Aim of the exercise: Print every entry exactly as written.

▶

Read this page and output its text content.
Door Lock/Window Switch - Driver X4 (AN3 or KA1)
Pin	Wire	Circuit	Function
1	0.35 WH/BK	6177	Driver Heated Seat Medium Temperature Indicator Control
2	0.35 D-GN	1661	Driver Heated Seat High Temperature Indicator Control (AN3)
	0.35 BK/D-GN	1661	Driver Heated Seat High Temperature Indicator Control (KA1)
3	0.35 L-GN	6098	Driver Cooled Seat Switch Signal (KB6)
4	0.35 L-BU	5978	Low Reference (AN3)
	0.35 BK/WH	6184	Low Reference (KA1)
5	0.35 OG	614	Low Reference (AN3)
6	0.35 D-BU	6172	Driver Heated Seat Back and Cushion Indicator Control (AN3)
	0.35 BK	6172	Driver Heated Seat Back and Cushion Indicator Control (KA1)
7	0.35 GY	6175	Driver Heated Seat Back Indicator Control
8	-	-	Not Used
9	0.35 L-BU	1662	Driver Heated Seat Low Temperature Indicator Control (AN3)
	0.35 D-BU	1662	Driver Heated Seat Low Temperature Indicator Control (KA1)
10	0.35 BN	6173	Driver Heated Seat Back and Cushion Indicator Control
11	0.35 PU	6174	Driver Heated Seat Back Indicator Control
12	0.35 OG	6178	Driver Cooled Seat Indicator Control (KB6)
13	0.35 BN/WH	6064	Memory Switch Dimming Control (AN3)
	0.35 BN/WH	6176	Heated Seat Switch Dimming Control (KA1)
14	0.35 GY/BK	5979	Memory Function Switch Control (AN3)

◀

Task result:
Read this page and output its text content.
Door Lock/Window Switch - Driver X4 (AN3 or KA1)
Pin	Wire	Circuit	Function
1	0.35 WH/BK	6177	Driver Heated Seat Medium Temperature Indicator Control
2	0.35 D-GN	1661	Driver Heated Seat High Temperature Indicator Control (AN3)
	0.35 BK/D-GN	1661	Driver Heated Seat High Temperature Indicator Control (KA1)
3	0.35 L-GN	6098	Driver Cooled Seat Switch Signal (KB6)
4	0.35 L-BU	5978	Low Reference (AN3)
	0.35 BK/WH	6184	Low Reference (KA1)
5	0.35 OG	614	Low Reference (AN3)
6	0.35 D-BU	6172	Driver Heated Seat Back and Cushion Indicator Control (AN3)
	0.35 BK	6172	Driver Heated Seat Back and Cushion Indicator Control (KA1)
7	0.35 GY	6175	Driver Heated Seat Back Indicator Control
8	-	-	Not Used
9	0.35 L-BU	1662	Driver Heated Seat Low Temperature Indicator Control (AN3)
	0.35 D-BU	1662	Driver Heated Seat Low Temperature Indicator Control (KA1)
10	0.35 BN	6173	Driver Heated Seat Back and Cushion Indicator Control
11	0.35 PU	6174	Driver Heated Seat Back Indicator Control
12	0.35 OG	6178	Driver Cooled Seat Indicator Control (KB6)
13	0.35 BN/WH	6064	Memory Switch Dimming Control (AN3)
	0.35 BN/WH	6176	Heated Seat Switch Dimming Control (KA1)
14	0.35 GY/BK	5979	Memory Function Switch Control (AN3)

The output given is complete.